[Start Entries shown]
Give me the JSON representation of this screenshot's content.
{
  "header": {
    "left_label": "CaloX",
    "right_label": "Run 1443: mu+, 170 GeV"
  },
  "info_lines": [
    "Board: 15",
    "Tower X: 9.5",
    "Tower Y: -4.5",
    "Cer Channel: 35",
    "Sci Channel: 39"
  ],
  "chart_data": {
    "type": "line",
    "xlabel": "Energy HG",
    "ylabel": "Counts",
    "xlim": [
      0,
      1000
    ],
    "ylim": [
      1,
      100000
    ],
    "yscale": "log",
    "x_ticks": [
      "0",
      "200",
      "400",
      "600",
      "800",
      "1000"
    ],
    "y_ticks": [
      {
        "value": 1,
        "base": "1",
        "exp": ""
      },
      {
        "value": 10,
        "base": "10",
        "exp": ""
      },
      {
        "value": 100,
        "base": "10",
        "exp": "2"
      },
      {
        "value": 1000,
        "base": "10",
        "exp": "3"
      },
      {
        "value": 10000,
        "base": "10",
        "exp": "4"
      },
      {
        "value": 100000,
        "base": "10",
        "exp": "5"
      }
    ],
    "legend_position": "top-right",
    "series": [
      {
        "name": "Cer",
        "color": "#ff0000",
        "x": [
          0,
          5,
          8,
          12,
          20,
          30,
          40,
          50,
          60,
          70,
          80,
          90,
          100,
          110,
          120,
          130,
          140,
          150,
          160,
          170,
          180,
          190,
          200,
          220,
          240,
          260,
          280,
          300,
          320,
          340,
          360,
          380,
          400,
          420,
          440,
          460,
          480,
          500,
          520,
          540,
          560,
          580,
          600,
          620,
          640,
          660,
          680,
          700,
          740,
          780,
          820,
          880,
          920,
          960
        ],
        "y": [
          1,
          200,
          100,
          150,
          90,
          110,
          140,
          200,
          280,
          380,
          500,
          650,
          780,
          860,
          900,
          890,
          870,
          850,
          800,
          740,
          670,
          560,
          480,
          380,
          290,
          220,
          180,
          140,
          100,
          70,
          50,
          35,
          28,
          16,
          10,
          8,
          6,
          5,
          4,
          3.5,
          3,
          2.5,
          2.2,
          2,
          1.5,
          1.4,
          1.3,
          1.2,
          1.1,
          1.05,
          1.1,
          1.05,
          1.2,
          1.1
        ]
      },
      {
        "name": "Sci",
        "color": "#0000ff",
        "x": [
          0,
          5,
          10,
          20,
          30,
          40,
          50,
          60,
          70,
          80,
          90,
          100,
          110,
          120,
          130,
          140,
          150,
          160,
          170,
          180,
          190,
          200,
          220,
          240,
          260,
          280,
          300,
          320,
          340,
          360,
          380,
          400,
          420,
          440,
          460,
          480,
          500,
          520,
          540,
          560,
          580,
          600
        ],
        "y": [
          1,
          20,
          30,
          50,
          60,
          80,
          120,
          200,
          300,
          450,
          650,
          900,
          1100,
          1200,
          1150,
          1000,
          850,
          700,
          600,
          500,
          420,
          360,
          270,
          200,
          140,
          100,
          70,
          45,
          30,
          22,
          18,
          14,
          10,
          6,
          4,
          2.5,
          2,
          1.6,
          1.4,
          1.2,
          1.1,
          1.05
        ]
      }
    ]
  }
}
[End Entries shown]
- [What needs to be done]
From the listing, copy every line where the string "value" appears.

- [Answer for this exercise]
        "value": 1,
        "value": 10,
        "value": 100,
        "value": 1000,
        "value": 10000,
        "value": 100000,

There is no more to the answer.